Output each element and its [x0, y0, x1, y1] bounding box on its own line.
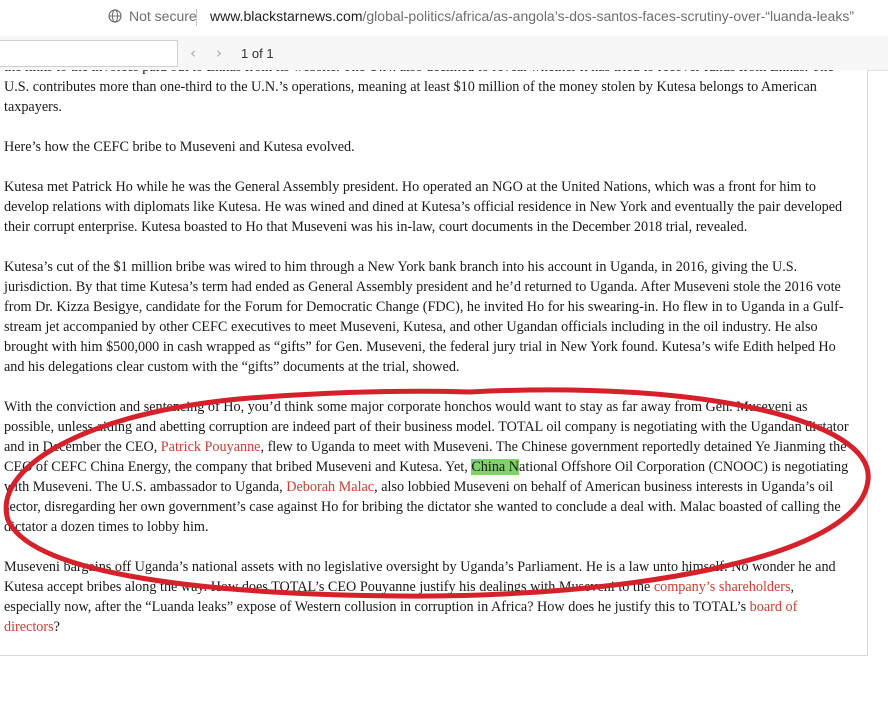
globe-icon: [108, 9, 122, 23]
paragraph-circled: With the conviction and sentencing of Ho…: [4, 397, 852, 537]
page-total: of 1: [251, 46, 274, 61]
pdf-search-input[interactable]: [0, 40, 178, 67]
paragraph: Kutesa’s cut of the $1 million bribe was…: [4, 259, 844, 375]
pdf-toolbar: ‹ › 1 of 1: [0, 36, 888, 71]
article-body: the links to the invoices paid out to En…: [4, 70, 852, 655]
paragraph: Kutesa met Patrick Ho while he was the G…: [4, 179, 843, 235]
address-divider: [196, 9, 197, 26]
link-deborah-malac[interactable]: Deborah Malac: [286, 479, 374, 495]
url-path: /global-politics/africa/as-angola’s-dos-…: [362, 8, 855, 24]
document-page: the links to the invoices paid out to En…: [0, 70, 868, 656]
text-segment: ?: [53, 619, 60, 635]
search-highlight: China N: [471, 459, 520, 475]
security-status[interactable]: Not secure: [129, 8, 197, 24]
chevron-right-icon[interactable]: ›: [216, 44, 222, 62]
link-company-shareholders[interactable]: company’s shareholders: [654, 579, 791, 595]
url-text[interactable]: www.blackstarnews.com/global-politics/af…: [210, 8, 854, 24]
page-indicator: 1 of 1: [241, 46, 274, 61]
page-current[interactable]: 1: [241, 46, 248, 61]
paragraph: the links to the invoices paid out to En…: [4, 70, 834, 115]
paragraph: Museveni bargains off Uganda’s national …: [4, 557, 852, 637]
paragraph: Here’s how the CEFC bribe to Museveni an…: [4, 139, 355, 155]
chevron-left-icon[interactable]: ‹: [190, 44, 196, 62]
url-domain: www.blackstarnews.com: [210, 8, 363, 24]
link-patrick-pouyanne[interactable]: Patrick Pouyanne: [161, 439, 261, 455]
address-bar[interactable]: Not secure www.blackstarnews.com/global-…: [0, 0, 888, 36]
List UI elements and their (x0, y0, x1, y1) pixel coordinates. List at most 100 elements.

+-------+

§ **DO THIS**
Reproduce the records above word for word, leaving out the pictures.

§ **ANSWER BELOW**
Output each element and its [x0, y0, x1, y1] bounding box on its own line.
globe-icon: [108, 9, 122, 23]
paragraph-circled: With the conviction and sentencing of Ho…: [4, 397, 852, 537]
page-total: of 1: [251, 46, 274, 61]
pdf-search-input[interactable]: [0, 40, 178, 67]
paragraph: Kutesa’s cut of the $1 million bribe was…: [4, 259, 844, 375]
pdf-toolbar: ‹ › 1 of 1: [0, 36, 888, 71]
article-body: the links to the invoices paid out to En…: [4, 70, 852, 655]
paragraph: Kutesa met Patrick Ho while he was the G…: [4, 179, 843, 235]
address-divider: [196, 9, 197, 26]
link-deborah-malac[interactable]: Deborah Malac: [286, 479, 374, 495]
url-path: /global-politics/africa/as-angola’s-dos-…: [362, 8, 855, 24]
document-page: the links to the invoices paid out to En…: [0, 70, 868, 656]
text-segment: ?: [53, 619, 60, 635]
search-highlight: China N: [471, 459, 520, 475]
security-status[interactable]: Not secure: [129, 8, 197, 24]
chevron-right-icon[interactable]: ›: [216, 44, 222, 62]
link-company-shareholders[interactable]: company’s shareholders: [654, 579, 791, 595]
url-text[interactable]: www.blackstarnews.com/global-politics/af…: [210, 8, 854, 24]
page-indicator: 1 of 1: [241, 46, 274, 61]
page-current[interactable]: 1: [241, 46, 248, 61]
paragraph: the links to the invoices paid out to En…: [4, 70, 834, 115]
paragraph: Museveni bargains off Uganda’s national …: [4, 557, 852, 637]
paragraph: Here’s how the CEFC bribe to Museveni an…: [4, 139, 355, 155]
chevron-left-icon[interactable]: ‹: [190, 44, 196, 62]
url-domain: www.blackstarnews.com: [210, 8, 363, 24]
link-patrick-pouyanne[interactable]: Patrick Pouyanne: [161, 439, 261, 455]
address-bar[interactable]: Not secure www.blackstarnews.com/global-…: [0, 0, 888, 36]
List UI elements and their (x0, y0, x1, y1) pixel coordinates. List at most 100 elements.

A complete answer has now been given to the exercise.